##### Supplied data #####
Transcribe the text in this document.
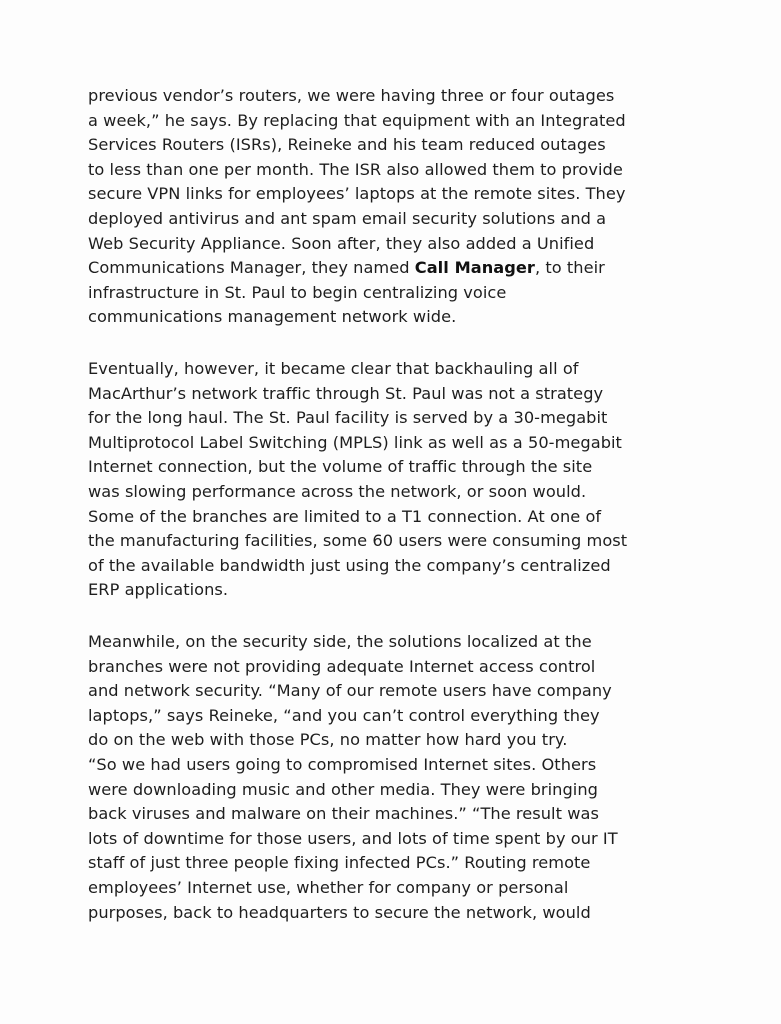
previous vendor’s routers, we were having three or four outages
a week,” he says. By replacing that equipment with an Integrated
Services Routers (ISRs), Reineke and his team reduced outages
to less than one per month. The ISR also allowed them to provide
secure VPN links for employees’ laptops at the remote sites. They
deployed antivirus and ant spam email security solutions and a
Web Security Appliance. Soon after, they also added a Unified
Communications Manager, they named Call Manager, to their
infrastructure in St. Paul to begin centralizing voice
communications management network wide.
Eventually, however, it became clear that backhauling all of
MacArthur’s network traffic through St. Paul was not a strategy
for the long haul. The St. Paul facility is served by a 30-megabit
Multiprotocol Label Switching (MPLS) link as well as a 50-megabit
Internet connection, but the volume of traffic through the site
was slowing performance across the network, or soon would.
Some of the branches are limited to a T1 connection. At one of
the manufacturing facilities, some 60 users were consuming most
of the available bandwidth just using the company’s centralized
ERP applications.
Meanwhile, on the security side, the solutions localized at the
branches were not providing adequate Internet access control
and network security. “Many of our remote users have company
laptops,” says Reineke, “and you can’t control everything they
do on the web with those PCs, no matter how hard you try.
“So we had users going to compromised Internet sites. Others
were downloading music and other media. They were bringing
back viruses and malware on their machines.” “The result was
lots of downtime for those users, and lots of time spent by our IT
staff of just three people fixing infected PCs.” Routing remote
employees’ Internet use, whether for company or personal
purposes, back to headquarters to secure the network, would
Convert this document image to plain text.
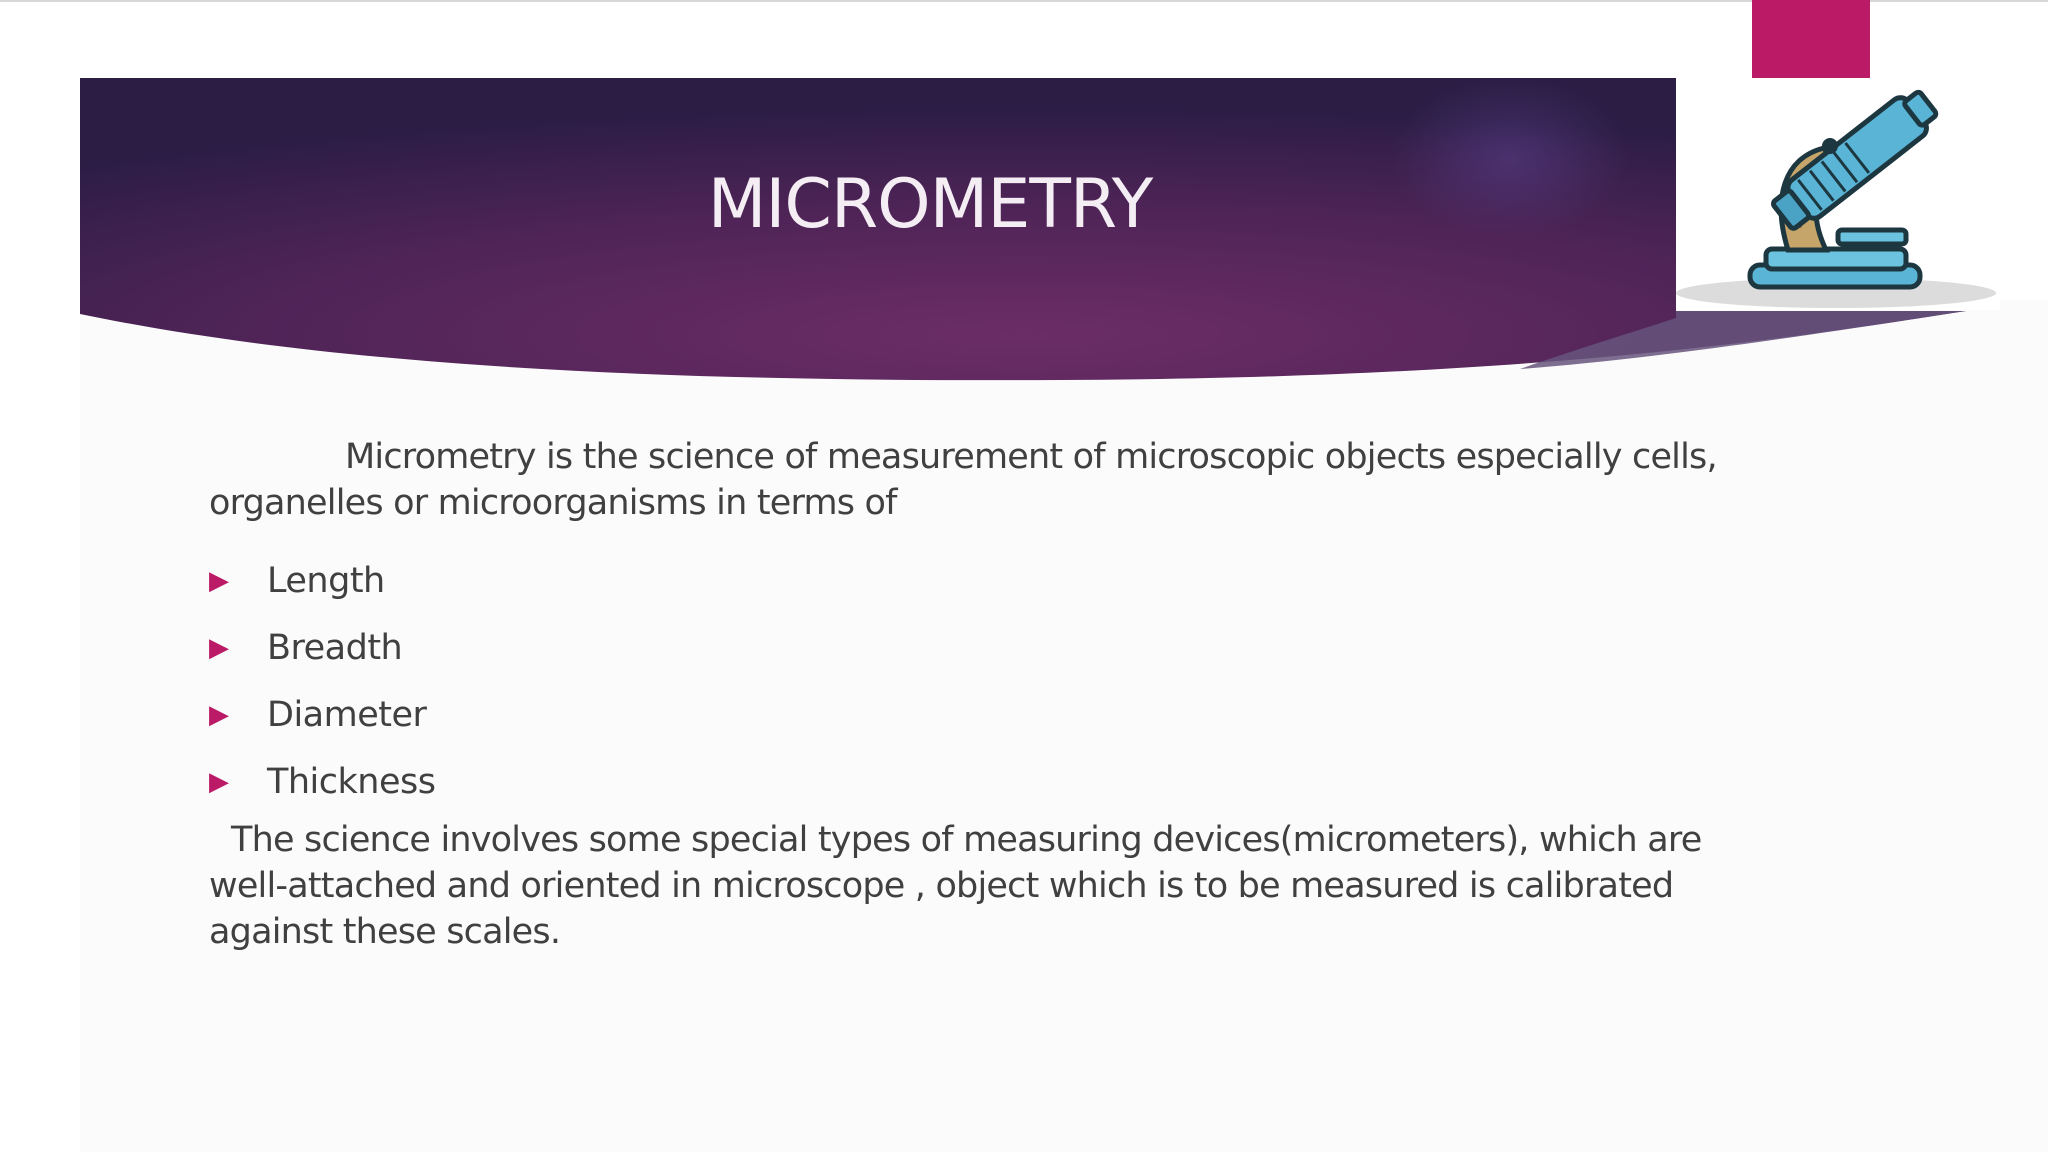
MICROMETRY

Micrometry is the science of measurement of microscopic objects especially cells, organelles or microorganisms in terms of

▶	Length
▶	Breadth
▶	Diameter
▶	Thickness

The science involves some special types of measuring devices(micrometers), which are well-attached and oriented in microscope , object which is to be measured is calibrated against these scales.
#####
Every line that holds the word "Paul" should be copied from the records above.

### [Task response]
infrastructure in St. Paul to begin centralizing voice
MacArthur’s network traffic through St. Paul was not a strategy
for the long haul. The St. Paul facility is served by a 30-megabit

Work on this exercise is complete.